Stored data:

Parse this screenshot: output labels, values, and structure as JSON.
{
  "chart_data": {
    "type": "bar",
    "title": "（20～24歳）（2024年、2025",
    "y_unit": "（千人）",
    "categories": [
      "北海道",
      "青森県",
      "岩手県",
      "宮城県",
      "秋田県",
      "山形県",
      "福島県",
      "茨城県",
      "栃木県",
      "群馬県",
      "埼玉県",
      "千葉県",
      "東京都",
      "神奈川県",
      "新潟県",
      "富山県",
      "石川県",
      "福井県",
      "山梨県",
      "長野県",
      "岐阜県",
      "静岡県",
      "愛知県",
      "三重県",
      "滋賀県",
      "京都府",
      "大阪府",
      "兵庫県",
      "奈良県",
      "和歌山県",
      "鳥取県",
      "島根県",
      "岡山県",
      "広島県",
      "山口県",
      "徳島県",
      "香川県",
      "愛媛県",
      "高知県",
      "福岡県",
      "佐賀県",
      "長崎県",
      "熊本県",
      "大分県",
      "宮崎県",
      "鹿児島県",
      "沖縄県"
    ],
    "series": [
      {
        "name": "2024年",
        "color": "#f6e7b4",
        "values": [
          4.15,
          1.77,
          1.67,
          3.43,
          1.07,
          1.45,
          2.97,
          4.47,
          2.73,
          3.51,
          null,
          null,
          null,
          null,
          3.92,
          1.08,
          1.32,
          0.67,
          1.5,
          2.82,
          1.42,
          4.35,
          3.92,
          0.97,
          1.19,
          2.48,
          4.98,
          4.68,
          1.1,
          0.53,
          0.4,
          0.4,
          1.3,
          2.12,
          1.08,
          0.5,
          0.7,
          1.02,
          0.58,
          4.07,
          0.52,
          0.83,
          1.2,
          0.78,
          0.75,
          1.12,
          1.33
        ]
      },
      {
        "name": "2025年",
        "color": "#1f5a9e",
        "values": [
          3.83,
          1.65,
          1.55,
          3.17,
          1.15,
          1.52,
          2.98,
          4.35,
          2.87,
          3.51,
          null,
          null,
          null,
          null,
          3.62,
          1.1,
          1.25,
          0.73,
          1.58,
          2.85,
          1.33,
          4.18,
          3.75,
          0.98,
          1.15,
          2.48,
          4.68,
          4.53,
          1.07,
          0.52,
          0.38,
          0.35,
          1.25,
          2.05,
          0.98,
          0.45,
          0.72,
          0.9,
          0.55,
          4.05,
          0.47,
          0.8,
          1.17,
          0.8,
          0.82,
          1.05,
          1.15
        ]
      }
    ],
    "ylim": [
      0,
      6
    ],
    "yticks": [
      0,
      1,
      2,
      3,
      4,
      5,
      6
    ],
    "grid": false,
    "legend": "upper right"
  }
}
==
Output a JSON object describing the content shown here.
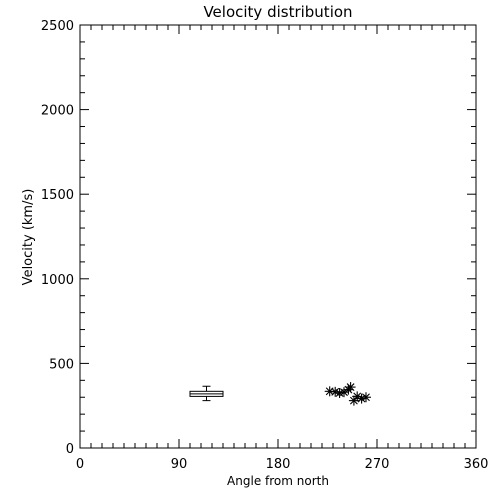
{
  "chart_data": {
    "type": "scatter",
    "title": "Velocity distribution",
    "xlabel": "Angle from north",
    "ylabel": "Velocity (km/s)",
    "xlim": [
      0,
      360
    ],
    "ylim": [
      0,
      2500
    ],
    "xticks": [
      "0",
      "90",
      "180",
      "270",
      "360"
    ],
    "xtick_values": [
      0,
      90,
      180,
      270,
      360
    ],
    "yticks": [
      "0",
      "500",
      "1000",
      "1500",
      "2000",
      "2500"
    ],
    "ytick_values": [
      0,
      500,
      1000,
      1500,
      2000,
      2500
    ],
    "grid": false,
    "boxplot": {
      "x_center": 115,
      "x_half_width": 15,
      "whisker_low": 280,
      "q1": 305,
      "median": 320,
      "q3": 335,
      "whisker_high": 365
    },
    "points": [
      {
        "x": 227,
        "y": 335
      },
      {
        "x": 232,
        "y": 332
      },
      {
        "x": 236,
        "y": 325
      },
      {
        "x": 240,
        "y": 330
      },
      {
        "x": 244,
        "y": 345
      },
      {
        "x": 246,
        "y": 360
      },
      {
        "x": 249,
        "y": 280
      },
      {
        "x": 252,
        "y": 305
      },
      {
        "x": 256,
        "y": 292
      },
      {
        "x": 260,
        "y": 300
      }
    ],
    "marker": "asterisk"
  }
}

**WRITTEN INSTRUCTION:** Show every line where the string "Velocity" appears.

**TASK ANSWER:**
    "title": "Velocity distribution",
    "ylabel": "Velocity (km/s)",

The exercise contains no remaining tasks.